▶ [PROBLEM REQUIREMENTS]
Could you please output all of the records exactly?

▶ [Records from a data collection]
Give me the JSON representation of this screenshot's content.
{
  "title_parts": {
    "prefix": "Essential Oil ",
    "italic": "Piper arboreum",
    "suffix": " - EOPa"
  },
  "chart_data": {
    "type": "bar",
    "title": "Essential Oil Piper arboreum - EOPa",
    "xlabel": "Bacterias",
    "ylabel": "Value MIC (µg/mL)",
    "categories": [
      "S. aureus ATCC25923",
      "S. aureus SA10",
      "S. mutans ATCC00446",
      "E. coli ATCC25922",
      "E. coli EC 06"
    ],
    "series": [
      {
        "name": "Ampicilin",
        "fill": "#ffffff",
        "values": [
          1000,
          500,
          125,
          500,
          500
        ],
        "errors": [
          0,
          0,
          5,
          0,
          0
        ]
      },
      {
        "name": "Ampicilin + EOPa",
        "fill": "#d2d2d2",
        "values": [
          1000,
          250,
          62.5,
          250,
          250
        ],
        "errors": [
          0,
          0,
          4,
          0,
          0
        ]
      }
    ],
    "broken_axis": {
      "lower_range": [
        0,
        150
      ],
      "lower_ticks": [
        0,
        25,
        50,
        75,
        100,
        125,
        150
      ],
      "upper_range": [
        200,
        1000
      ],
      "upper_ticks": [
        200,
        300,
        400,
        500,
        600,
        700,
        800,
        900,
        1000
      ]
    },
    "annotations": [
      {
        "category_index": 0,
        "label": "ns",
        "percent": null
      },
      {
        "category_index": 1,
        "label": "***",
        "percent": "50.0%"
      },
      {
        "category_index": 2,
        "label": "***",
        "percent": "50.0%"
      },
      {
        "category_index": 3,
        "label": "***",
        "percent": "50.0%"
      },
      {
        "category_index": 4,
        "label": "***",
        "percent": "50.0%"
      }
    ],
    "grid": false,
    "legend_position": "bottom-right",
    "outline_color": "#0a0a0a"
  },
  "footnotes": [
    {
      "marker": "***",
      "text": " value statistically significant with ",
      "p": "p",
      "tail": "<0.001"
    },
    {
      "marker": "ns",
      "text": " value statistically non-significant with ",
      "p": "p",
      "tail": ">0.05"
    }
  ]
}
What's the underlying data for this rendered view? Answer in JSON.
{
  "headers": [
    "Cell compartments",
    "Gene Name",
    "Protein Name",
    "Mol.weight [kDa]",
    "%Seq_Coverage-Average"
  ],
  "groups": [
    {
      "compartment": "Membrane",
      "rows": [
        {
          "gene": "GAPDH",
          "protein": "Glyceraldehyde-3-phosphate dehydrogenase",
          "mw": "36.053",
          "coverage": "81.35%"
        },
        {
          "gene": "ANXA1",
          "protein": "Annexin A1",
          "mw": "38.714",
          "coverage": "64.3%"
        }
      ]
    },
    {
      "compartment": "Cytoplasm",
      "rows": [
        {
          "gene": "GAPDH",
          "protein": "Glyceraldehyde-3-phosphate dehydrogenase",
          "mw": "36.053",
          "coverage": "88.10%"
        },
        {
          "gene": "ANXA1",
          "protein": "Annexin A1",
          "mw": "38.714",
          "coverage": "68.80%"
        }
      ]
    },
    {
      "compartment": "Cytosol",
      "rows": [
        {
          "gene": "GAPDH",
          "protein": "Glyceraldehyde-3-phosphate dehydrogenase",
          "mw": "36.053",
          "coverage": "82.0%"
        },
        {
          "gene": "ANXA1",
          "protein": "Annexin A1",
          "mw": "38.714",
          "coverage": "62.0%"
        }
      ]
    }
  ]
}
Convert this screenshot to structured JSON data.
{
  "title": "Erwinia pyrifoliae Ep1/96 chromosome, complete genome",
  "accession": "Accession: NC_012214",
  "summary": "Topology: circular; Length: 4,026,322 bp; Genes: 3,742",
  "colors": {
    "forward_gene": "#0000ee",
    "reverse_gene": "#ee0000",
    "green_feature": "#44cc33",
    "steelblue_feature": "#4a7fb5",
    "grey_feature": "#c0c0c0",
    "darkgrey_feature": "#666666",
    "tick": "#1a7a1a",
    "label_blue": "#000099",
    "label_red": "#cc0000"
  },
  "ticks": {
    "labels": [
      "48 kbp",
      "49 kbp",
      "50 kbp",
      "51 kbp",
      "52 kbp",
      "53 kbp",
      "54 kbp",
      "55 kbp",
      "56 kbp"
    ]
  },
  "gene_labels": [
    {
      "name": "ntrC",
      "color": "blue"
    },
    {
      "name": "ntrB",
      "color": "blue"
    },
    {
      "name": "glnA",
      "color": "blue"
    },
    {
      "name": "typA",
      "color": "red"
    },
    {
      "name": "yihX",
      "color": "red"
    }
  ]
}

▶ [TASK RESPONSE]
Give me the JSON representation of this screenshot's content.
{
  "title_parts": {
    "prefix": "Essential Oil ",
    "italic": "Piper arboreum",
    "suffix": " - EOPa"
  },
  "chart_data": {
    "type": "bar",
    "title": "Essential Oil Piper arboreum - EOPa",
    "xlabel": "Bacterias",
    "ylabel": "Value MIC (µg/mL)",
    "categories": [
      "S. aureus ATCC25923",
      "S. aureus SA10",
      "S. mutans ATCC00446",
      "E. coli ATCC25922",
      "E. coli EC 06"
    ],
    "series": [
      {
        "name": "Ampicilin",
        "fill": "#ffffff",
        "values": [
          1000,
          500,
          125,
          500,
          500
        ],
        "errors": [
          0,
          0,
          5,
          0,
          0
        ]
      },
      {
        "name": "Ampicilin + EOPa",
        "fill": "#d2d2d2",
        "values": [
          1000,
          250,
          62.5,
          250,
          250
        ],
        "errors": [
          0,
          0,
          4,
          0,
          0
        ]
      }
    ],
    "broken_axis": {
      "lower_range": [
        0,
        150
      ],
      "lower_ticks": [
        0,
        25,
        50,
        75,
        100,
        125,
        150
      ],
      "upper_range": [
        200,
        1000
      ],
      "upper_ticks": [
        200,
        300,
        400,
        500,
        600,
        700,
        800,
        900,
        1000
      ]
    },
    "annotations": [
      {
        "category_index": 0,
        "label": "ns",
        "percent": null
      },
      {
        "category_index": 1,
        "label": "***",
        "percent": "50.0%"
      },
      {
        "category_index": 2,
        "label": "***",
        "percent": "50.0%"
      },
      {
        "category_index": 3,
        "label": "***",
        "percent": "50.0%"
      },
      {
        "category_index": 4,
        "label": "***",
        "percent": "50.0%"
      }
    ],
    "grid": false,
    "legend_position": "bottom-right",
    "outline_color": "#0a0a0a"
  },
  "footnotes": [
    {
      "marker": "***",
      "text": " value statistically significant with ",
      "p": "p",
      "tail": "<0.001"
    },
    {
      "marker": "ns",
      "text": " value statistically non-significant with ",
      "p": "p",
      "tail": ">0.05"
    }
  ]
}
What's the underlying data for this rendered view? Answer in JSON.
{
  "headers": [
    "Cell compartments",
    "Gene Name",
    "Protein Name",
    "Mol.weight [kDa]",
    "%Seq_Coverage-Average"
  ],
  "groups": [
    {
      "compartment": "Membrane",
      "rows": [
        {
          "gene": "GAPDH",
          "protein": "Glyceraldehyde-3-phosphate dehydrogenase",
          "mw": "36.053",
          "coverage": "81.35%"
        },
        {
          "gene": "ANXA1",
          "protein": "Annexin A1",
          "mw": "38.714",
          "coverage": "64.3%"
        }
      ]
    },
    {
      "compartment": "Cytoplasm",
      "rows": [
        {
          "gene": "GAPDH",
          "protein": "Glyceraldehyde-3-phosphate dehydrogenase",
          "mw": "36.053",
          "coverage": "88.10%"
        },
        {
          "gene": "ANXA1",
          "protein": "Annexin A1",
          "mw": "38.714",
          "coverage": "68.80%"
        }
      ]
    },
    {
      "compartment": "Cytosol",
      "rows": [
        {
          "gene": "GAPDH",
          "protein": "Glyceraldehyde-3-phosphate dehydrogenase",
          "mw": "36.053",
          "coverage": "82.0%"
        },
        {
          "gene": "ANXA1",
          "protein": "Annexin A1",
          "mw": "38.714",
          "coverage": "62.0%"
        }
      ]
    }
  ]
}
Convert this screenshot to structured JSON data.
{
  "title": "Erwinia pyrifoliae Ep1/96 chromosome, complete genome",
  "accession": "Accession: NC_012214",
  "summary": "Topology: circular; Length: 4,026,322 bp; Genes: 3,742",
  "colors": {
    "forward_gene": "#0000ee",
    "reverse_gene": "#ee0000",
    "green_feature": "#44cc33",
    "steelblue_feature": "#4a7fb5",
    "grey_feature": "#c0c0c0",
    "darkgrey_feature": "#666666",
    "tick": "#1a7a1a",
    "label_blue": "#000099",
    "label_red": "#cc0000"
  },
  "ticks": {
    "labels": [
      "48 kbp",
      "49 kbp",
      "50 kbp",
      "51 kbp",
      "52 kbp",
      "53 kbp",
      "54 kbp",
      "55 kbp",
      "56 kbp"
    ]
  },
  "gene_labels": [
    {
      "name": "ntrC",
      "color": "blue"
    },
    {
      "name": "ntrB",
      "color": "blue"
    },
    {
      "name": "glnA",
      "color": "blue"
    },
    {
      "name": "typA",
      "color": "red"
    },
    {
      "name": "yihX",
      "color": "red"
    }
  ]
}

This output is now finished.